WHAT IS EXPECTED
Reproduce the data below, swapping every "legend-swatch" for "legend-marker" and leaving everything else as is.

DATASET ROWS
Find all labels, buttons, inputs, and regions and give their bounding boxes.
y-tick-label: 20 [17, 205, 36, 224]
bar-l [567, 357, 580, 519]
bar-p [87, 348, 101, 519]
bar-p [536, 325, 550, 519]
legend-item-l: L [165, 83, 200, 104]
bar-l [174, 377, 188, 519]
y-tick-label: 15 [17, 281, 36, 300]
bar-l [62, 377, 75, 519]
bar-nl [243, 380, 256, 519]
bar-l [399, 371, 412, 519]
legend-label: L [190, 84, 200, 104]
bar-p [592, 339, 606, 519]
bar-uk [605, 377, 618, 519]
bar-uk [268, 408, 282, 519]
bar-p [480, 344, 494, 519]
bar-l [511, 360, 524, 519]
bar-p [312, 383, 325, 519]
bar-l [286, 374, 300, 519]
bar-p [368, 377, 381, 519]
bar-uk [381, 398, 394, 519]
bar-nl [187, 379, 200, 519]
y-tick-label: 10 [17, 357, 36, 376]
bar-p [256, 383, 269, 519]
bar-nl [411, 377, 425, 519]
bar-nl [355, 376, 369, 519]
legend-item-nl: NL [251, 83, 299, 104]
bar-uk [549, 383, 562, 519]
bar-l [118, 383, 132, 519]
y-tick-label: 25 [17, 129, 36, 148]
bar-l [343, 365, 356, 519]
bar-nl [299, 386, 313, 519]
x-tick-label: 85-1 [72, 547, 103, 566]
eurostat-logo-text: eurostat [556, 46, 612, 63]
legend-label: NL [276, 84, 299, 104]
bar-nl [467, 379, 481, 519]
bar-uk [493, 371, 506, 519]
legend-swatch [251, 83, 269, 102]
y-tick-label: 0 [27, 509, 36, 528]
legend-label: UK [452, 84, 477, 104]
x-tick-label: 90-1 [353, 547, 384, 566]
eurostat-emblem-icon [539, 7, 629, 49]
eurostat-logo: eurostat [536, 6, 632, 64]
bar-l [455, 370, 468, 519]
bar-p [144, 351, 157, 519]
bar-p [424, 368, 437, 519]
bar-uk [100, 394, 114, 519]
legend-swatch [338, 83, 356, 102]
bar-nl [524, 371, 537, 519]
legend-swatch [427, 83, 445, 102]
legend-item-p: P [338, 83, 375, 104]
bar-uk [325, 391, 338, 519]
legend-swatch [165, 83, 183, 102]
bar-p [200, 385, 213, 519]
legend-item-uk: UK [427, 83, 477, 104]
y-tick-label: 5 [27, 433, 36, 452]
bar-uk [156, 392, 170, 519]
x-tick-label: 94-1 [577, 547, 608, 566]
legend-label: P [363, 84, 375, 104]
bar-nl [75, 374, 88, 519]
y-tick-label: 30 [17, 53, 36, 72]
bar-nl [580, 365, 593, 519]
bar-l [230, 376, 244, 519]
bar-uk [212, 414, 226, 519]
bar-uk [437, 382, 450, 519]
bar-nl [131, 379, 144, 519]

TASK OUTPUT
Find all labels, buttons, inputs, and regions and give their bounding boxes.
y-tick-label: 20 [17, 205, 36, 224]
bar-l [567, 357, 580, 519]
bar-p [87, 348, 101, 519]
bar-p [536, 325, 550, 519]
legend-item-l: L [165, 83, 200, 104]
bar-l [174, 377, 188, 519]
y-tick-label: 15 [17, 281, 36, 300]
bar-l [62, 377, 75, 519]
bar-nl [243, 380, 256, 519]
bar-l [399, 371, 412, 519]
legend-label: L [190, 84, 200, 104]
bar-p [592, 339, 606, 519]
bar-uk [605, 377, 618, 519]
bar-uk [268, 408, 282, 519]
bar-p [480, 344, 494, 519]
bar-l [511, 360, 524, 519]
bar-p [312, 383, 325, 519]
bar-l [286, 374, 300, 519]
bar-p [368, 377, 381, 519]
bar-uk [381, 398, 394, 519]
bar-nl [187, 379, 200, 519]
y-tick-label: 10 [17, 357, 36, 376]
bar-p [256, 383, 269, 519]
bar-nl [411, 377, 425, 519]
bar-nl [355, 376, 369, 519]
legend-item-nl: NL [251, 83, 299, 104]
bar-uk [549, 383, 562, 519]
bar-l [118, 383, 132, 519]
y-tick-label: 25 [17, 129, 36, 148]
bar-l [343, 365, 356, 519]
bar-nl [299, 386, 313, 519]
x-tick-label: 85-1 [72, 547, 103, 566]
eurostat-logo-text: eurostat [556, 46, 612, 63]
legend-label: NL [276, 84, 299, 104]
bar-nl [467, 379, 481, 519]
bar-uk [493, 371, 506, 519]
legend-marker [251, 83, 269, 102]
y-tick-label: 0 [27, 509, 36, 528]
legend-label: UK [452, 84, 477, 104]
x-tick-label: 90-1 [353, 547, 384, 566]
eurostat-emblem-icon [539, 7, 629, 49]
eurostat-logo: eurostat [536, 6, 632, 64]
bar-l [455, 370, 468, 519]
bar-p [144, 351, 157, 519]
bar-p [424, 368, 437, 519]
bar-uk [100, 394, 114, 519]
legend-marker [338, 83, 356, 102]
bar-nl [524, 371, 537, 519]
legend-marker [427, 83, 445, 102]
legend-item-p: P [338, 83, 375, 104]
bar-uk [325, 391, 338, 519]
legend-marker [165, 83, 183, 102]
bar-p [200, 385, 213, 519]
legend-item-uk: UK [427, 83, 477, 104]
y-tick-label: 5 [27, 433, 36, 452]
bar-uk [156, 392, 170, 519]
x-tick-label: 94-1 [577, 547, 608, 566]
legend-label: P [363, 84, 375, 104]
bar-nl [75, 374, 88, 519]
y-tick-label: 30 [17, 53, 36, 72]
bar-nl [580, 365, 593, 519]
bar-l [230, 376, 244, 519]
bar-uk [212, 414, 226, 519]
bar-uk [437, 382, 450, 519]
bar-nl [131, 379, 144, 519]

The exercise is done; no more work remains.